-- start SOURCE MATERIAL --
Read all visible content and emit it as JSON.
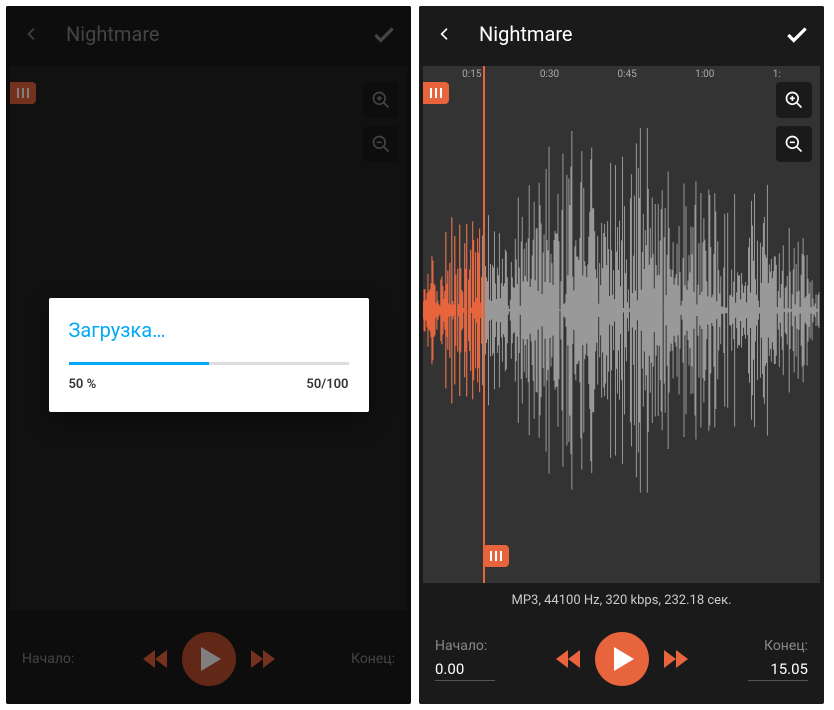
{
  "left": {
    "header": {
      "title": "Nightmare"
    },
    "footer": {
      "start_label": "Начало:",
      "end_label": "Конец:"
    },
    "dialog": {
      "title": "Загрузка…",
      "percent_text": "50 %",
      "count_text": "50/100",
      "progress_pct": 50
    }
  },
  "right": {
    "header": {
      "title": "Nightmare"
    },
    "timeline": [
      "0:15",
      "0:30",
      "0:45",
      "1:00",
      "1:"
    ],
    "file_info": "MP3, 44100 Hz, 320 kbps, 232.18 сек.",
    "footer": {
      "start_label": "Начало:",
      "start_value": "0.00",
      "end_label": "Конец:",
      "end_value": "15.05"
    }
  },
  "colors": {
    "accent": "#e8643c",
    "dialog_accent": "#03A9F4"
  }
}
-- end SOURCE MATERIAL --
■ PROBLEM
Quote every entry exactly, with the pictures omitted.

■ COMPLETED EXERCISE
Read all visible content and emit it as JSON.
{
  "left": {
    "header": {
      "title": "Nightmare"
    },
    "footer": {
      "start_label": "Начало:",
      "end_label": "Конец:"
    },
    "dialog": {
      "title": "Загрузка…",
      "percent_text": "50 %",
      "count_text": "50/100",
      "progress_pct": 50
    }
  },
  "right": {
    "header": {
      "title": "Nightmare"
    },
    "timeline": [
      "0:15",
      "0:30",
      "0:45",
      "1:00",
      "1:"
    ],
    "file_info": "MP3, 44100 Hz, 320 kbps, 232.18 сек.",
    "footer": {
      "start_label": "Начало:",
      "start_value": "0.00",
      "end_label": "Конец:",
      "end_value": "15.05"
    }
  },
  "colors": {
    "accent": "#e8643c",
    "dialog_accent": "#03A9F4"
  }
}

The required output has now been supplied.